__Set task__.
Write out every line of the material as it stands, apart from the pictures.

— Start of Records shown —

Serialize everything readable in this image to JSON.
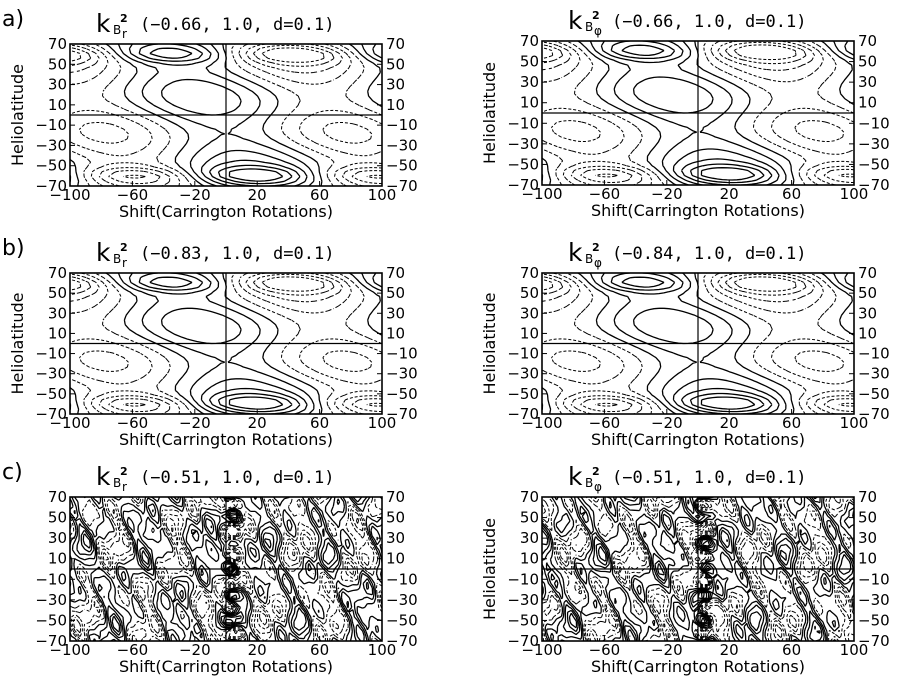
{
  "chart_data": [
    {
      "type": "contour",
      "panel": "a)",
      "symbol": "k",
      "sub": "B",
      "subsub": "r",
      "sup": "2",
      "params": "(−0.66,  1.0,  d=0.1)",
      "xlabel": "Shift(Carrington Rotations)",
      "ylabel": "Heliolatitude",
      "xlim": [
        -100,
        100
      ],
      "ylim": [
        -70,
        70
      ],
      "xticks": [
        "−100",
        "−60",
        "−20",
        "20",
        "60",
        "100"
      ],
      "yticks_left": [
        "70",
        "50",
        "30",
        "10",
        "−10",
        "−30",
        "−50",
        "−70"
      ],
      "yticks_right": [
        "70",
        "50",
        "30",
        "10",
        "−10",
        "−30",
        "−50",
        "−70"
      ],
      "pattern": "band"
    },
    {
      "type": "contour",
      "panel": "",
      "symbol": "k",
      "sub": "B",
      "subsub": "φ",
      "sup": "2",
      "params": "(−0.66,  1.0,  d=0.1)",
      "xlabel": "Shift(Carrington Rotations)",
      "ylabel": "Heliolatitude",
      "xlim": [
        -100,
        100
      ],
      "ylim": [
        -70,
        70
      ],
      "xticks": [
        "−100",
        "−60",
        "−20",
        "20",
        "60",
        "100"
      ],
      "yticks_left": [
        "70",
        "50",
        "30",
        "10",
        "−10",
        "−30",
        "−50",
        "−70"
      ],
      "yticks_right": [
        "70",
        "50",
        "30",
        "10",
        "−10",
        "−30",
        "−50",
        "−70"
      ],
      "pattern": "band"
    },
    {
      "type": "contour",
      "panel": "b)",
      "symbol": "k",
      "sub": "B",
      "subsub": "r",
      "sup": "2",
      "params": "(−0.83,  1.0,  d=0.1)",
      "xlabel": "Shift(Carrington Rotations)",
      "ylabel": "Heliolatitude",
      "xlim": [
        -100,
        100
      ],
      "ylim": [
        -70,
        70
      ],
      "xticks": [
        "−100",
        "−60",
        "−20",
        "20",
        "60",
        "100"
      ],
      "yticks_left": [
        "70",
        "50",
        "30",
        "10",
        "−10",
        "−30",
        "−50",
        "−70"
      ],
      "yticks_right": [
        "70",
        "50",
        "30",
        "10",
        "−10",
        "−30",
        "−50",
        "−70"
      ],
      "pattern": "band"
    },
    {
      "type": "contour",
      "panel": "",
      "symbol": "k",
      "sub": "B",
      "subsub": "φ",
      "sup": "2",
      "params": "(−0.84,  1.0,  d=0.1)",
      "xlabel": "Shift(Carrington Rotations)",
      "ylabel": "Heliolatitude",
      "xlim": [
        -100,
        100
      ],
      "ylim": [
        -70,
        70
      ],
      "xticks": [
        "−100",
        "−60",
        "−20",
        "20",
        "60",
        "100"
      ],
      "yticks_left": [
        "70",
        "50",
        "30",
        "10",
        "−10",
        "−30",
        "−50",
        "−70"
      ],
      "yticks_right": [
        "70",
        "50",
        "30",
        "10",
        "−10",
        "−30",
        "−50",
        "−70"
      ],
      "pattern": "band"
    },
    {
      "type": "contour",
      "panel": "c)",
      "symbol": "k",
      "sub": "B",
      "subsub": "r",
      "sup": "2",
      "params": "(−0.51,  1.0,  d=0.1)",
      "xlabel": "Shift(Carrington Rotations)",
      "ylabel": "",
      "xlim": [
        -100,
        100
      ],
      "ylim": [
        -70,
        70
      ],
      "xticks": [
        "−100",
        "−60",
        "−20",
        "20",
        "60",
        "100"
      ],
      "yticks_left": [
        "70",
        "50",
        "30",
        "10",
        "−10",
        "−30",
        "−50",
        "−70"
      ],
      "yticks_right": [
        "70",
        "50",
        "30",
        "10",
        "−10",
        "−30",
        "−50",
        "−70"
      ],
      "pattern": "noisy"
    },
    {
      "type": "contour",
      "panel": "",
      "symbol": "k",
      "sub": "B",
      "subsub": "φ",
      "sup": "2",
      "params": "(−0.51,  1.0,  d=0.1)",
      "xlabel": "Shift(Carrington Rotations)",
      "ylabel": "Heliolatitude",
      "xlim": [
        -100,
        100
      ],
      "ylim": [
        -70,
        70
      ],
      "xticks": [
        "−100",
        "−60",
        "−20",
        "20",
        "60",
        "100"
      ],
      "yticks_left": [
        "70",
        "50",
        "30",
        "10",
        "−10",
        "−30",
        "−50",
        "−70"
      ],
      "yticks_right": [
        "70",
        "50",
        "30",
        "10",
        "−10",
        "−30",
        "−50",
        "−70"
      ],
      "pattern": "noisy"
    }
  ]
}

— End of Records shown —

__In response__.
Serialize everything readable in this image to JSON.
{
  "chart_data": [
    {
      "type": "contour",
      "panel": "a)",
      "symbol": "k",
      "sub": "B",
      "subsub": "r",
      "sup": "2",
      "params": "(−0.66,  1.0,  d=0.1)",
      "xlabel": "Shift(Carrington Rotations)",
      "ylabel": "Heliolatitude",
      "xlim": [
        -100,
        100
      ],
      "ylim": [
        -70,
        70
      ],
      "xticks": [
        "−100",
        "−60",
        "−20",
        "20",
        "60",
        "100"
      ],
      "yticks_left": [
        "70",
        "50",
        "30",
        "10",
        "−10",
        "−30",
        "−50",
        "−70"
      ],
      "yticks_right": [
        "70",
        "50",
        "30",
        "10",
        "−10",
        "−30",
        "−50",
        "−70"
      ],
      "pattern": "band"
    },
    {
      "type": "contour",
      "panel": "",
      "symbol": "k",
      "sub": "B",
      "subsub": "φ",
      "sup": "2",
      "params": "(−0.66,  1.0,  d=0.1)",
      "xlabel": "Shift(Carrington Rotations)",
      "ylabel": "Heliolatitude",
      "xlim": [
        -100,
        100
      ],
      "ylim": [
        -70,
        70
      ],
      "xticks": [
        "−100",
        "−60",
        "−20",
        "20",
        "60",
        "100"
      ],
      "yticks_left": [
        "70",
        "50",
        "30",
        "10",
        "−10",
        "−30",
        "−50",
        "−70"
      ],
      "yticks_right": [
        "70",
        "50",
        "30",
        "10",
        "−10",
        "−30",
        "−50",
        "−70"
      ],
      "pattern": "band"
    },
    {
      "type": "contour",
      "panel": "b)",
      "symbol": "k",
      "sub": "B",
      "subsub": "r",
      "sup": "2",
      "params": "(−0.83,  1.0,  d=0.1)",
      "xlabel": "Shift(Carrington Rotations)",
      "ylabel": "Heliolatitude",
      "xlim": [
        -100,
        100
      ],
      "ylim": [
        -70,
        70
      ],
      "xticks": [
        "−100",
        "−60",
        "−20",
        "20",
        "60",
        "100"
      ],
      "yticks_left": [
        "70",
        "50",
        "30",
        "10",
        "−10",
        "−30",
        "−50",
        "−70"
      ],
      "yticks_right": [
        "70",
        "50",
        "30",
        "10",
        "−10",
        "−30",
        "−50",
        "−70"
      ],
      "pattern": "band"
    },
    {
      "type": "contour",
      "panel": "",
      "symbol": "k",
      "sub": "B",
      "subsub": "φ",
      "sup": "2",
      "params": "(−0.84,  1.0,  d=0.1)",
      "xlabel": "Shift(Carrington Rotations)",
      "ylabel": "Heliolatitude",
      "xlim": [
        -100,
        100
      ],
      "ylim": [
        -70,
        70
      ],
      "xticks": [
        "−100",
        "−60",
        "−20",
        "20",
        "60",
        "100"
      ],
      "yticks_left": [
        "70",
        "50",
        "30",
        "10",
        "−10",
        "−30",
        "−50",
        "−70"
      ],
      "yticks_right": [
        "70",
        "50",
        "30",
        "10",
        "−10",
        "−30",
        "−50",
        "−70"
      ],
      "pattern": "band"
    },
    {
      "type": "contour",
      "panel": "c)",
      "symbol": "k",
      "sub": "B",
      "subsub": "r",
      "sup": "2",
      "params": "(−0.51,  1.0,  d=0.1)",
      "xlabel": "Shift(Carrington Rotations)",
      "ylabel": "",
      "xlim": [
        -100,
        100
      ],
      "ylim": [
        -70,
        70
      ],
      "xticks": [
        "−100",
        "−60",
        "−20",
        "20",
        "60",
        "100"
      ],
      "yticks_left": [
        "70",
        "50",
        "30",
        "10",
        "−10",
        "−30",
        "−50",
        "−70"
      ],
      "yticks_right": [
        "70",
        "50",
        "30",
        "10",
        "−10",
        "−30",
        "−50",
        "−70"
      ],
      "pattern": "noisy"
    },
    {
      "type": "contour",
      "panel": "",
      "symbol": "k",
      "sub": "B",
      "subsub": "φ",
      "sup": "2",
      "params": "(−0.51,  1.0,  d=0.1)",
      "xlabel": "Shift(Carrington Rotations)",
      "ylabel": "Heliolatitude",
      "xlim": [
        -100,
        100
      ],
      "ylim": [
        -70,
        70
      ],
      "xticks": [
        "−100",
        "−60",
        "−20",
        "20",
        "60",
        "100"
      ],
      "yticks_left": [
        "70",
        "50",
        "30",
        "10",
        "−10",
        "−30",
        "−50",
        "−70"
      ],
      "yticks_right": [
        "70",
        "50",
        "30",
        "10",
        "−10",
        "−30",
        "−50",
        "−70"
      ],
      "pattern": "noisy"
    }
  ]
}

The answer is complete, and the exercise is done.